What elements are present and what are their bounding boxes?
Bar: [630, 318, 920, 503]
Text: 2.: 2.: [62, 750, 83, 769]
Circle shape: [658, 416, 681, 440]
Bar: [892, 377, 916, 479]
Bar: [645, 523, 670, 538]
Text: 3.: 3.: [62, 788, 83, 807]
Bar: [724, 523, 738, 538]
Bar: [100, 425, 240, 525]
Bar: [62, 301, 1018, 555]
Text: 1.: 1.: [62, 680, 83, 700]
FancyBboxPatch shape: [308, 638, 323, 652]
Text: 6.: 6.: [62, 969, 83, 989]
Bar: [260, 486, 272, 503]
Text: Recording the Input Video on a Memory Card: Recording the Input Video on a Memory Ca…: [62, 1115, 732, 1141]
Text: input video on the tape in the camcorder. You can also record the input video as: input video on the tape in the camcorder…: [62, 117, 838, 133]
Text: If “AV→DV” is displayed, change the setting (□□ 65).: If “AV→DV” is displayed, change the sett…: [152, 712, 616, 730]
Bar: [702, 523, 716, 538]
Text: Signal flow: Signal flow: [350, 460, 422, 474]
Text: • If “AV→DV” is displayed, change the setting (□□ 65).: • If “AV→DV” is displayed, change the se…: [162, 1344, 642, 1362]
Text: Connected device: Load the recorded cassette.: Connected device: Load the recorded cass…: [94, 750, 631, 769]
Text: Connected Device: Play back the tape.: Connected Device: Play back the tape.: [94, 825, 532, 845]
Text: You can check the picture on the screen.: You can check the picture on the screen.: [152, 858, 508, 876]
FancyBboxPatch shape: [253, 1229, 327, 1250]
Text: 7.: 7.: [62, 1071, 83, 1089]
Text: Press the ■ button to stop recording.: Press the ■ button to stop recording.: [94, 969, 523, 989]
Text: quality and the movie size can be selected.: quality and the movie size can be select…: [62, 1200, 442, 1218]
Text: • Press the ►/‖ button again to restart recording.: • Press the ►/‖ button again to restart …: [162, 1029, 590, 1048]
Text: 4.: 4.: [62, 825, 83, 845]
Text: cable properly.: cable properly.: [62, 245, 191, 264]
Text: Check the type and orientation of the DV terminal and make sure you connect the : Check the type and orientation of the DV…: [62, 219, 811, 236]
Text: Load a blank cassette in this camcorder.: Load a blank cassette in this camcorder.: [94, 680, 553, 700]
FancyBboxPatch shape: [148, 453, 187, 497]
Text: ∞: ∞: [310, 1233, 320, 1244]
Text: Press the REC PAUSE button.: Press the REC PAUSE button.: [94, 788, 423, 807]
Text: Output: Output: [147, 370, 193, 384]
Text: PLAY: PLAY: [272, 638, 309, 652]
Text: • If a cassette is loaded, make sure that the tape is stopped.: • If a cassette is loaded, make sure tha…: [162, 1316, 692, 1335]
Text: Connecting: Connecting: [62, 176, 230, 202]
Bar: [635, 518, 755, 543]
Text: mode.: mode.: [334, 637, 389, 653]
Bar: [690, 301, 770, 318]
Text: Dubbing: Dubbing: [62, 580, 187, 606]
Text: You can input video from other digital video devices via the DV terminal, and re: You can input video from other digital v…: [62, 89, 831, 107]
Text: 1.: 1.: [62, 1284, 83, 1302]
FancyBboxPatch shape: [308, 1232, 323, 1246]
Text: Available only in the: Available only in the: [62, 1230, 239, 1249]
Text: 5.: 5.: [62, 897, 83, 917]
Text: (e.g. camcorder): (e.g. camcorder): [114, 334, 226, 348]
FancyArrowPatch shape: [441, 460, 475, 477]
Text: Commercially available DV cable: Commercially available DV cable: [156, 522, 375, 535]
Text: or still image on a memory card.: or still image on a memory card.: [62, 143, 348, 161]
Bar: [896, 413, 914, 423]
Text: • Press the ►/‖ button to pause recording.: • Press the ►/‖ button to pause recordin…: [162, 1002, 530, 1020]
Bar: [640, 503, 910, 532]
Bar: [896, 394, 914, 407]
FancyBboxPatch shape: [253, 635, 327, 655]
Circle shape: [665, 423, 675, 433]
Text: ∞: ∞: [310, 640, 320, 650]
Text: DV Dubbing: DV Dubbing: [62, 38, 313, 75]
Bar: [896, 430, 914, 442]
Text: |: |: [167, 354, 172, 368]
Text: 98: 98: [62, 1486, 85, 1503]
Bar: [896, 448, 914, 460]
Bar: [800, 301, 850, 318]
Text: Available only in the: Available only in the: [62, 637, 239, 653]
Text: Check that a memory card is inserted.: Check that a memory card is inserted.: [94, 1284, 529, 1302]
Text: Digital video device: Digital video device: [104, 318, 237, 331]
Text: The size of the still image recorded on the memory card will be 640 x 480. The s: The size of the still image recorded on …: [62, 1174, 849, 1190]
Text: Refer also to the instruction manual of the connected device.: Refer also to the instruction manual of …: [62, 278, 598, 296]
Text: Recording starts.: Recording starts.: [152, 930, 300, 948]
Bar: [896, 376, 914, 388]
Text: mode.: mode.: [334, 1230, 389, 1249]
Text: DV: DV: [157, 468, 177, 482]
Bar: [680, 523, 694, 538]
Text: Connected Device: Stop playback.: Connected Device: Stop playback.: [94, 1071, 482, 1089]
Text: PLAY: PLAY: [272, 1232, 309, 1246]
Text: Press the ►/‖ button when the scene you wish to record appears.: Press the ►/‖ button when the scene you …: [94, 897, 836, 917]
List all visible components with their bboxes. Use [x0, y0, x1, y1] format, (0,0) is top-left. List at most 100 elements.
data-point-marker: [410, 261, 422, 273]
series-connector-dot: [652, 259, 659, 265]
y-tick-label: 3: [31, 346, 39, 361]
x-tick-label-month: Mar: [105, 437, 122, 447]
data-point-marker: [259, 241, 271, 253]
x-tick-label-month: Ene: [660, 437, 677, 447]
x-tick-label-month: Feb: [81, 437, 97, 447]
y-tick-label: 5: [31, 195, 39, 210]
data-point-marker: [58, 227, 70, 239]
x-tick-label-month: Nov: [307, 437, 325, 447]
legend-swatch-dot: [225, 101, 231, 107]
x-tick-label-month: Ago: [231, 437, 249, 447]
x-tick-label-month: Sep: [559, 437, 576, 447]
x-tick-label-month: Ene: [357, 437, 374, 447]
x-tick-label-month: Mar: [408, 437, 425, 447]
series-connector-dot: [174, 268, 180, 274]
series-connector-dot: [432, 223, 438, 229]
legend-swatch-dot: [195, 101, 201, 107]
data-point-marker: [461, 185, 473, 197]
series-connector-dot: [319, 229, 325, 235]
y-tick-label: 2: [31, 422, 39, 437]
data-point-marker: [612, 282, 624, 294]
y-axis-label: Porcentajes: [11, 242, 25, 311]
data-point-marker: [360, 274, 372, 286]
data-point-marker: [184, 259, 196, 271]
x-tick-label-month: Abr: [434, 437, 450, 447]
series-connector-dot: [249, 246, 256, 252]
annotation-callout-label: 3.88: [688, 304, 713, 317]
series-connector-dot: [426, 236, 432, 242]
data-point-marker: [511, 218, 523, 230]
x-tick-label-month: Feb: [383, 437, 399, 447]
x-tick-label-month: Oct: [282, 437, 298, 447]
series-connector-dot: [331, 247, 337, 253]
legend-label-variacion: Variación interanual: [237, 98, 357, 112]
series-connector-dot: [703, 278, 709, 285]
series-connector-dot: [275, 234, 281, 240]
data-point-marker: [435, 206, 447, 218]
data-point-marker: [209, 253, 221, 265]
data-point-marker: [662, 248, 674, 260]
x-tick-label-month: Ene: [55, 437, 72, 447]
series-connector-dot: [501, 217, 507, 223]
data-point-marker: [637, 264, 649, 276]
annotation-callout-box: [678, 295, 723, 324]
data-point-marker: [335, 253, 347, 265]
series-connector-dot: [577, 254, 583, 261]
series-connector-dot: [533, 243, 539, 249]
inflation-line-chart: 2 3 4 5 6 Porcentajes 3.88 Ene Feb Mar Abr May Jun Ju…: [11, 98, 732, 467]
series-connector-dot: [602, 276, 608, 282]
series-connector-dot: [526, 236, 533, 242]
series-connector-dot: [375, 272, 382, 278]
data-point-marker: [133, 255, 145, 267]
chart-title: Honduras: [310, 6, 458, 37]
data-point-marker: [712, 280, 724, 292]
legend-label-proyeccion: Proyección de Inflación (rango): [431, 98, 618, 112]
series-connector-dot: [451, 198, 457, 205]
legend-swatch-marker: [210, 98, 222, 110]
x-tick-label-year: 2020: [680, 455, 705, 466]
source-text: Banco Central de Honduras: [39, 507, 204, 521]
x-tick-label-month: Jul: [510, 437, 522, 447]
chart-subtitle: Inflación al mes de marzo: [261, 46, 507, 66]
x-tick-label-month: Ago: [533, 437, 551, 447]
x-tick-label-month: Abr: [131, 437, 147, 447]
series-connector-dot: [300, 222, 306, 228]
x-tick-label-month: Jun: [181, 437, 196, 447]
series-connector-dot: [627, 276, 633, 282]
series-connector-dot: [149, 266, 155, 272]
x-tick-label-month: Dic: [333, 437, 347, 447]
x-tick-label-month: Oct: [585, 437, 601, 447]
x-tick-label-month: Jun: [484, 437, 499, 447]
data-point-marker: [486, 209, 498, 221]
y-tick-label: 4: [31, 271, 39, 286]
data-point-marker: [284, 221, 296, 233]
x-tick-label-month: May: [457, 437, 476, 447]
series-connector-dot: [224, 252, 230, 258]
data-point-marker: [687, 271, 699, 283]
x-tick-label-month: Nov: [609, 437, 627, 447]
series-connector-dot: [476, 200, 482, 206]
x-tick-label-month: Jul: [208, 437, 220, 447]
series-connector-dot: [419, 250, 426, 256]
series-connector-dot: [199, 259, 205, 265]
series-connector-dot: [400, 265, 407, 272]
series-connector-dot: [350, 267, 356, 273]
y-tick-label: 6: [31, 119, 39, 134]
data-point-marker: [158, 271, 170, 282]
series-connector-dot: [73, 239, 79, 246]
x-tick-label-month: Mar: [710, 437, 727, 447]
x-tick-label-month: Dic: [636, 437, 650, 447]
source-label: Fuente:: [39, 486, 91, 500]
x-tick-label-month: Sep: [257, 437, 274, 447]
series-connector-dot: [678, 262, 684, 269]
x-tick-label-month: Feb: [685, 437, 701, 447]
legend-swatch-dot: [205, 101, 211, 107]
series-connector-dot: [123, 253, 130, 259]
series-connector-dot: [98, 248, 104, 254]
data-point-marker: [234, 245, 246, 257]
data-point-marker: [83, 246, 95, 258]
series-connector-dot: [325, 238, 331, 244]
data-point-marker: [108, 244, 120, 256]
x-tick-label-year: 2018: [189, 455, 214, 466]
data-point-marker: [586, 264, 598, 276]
++++++++++++++++++++
== Task details ==
Reproduce the material verbatim, beginning with its first line and continuing through, and including, the line that contains "Bar: [260, 486, 272, 503]".

== Solved problem ==
What elements are present and what are their bounding boxes?
Bar: [630, 318, 920, 503]
Text: 2.: 2.: [62, 750, 83, 769]
Circle shape: [658, 416, 681, 440]
Bar: [892, 377, 916, 479]
Bar: [645, 523, 670, 538]
Text: 3.: 3.: [62, 788, 83, 807]
Bar: [724, 523, 738, 538]
Bar: [100, 425, 240, 525]
Bar: [62, 301, 1018, 555]
Text: 1.: 1.: [62, 680, 83, 700]
FancyBboxPatch shape: [308, 638, 323, 652]
Text: 6.: 6.: [62, 969, 83, 989]
Bar: [260, 486, 272, 503]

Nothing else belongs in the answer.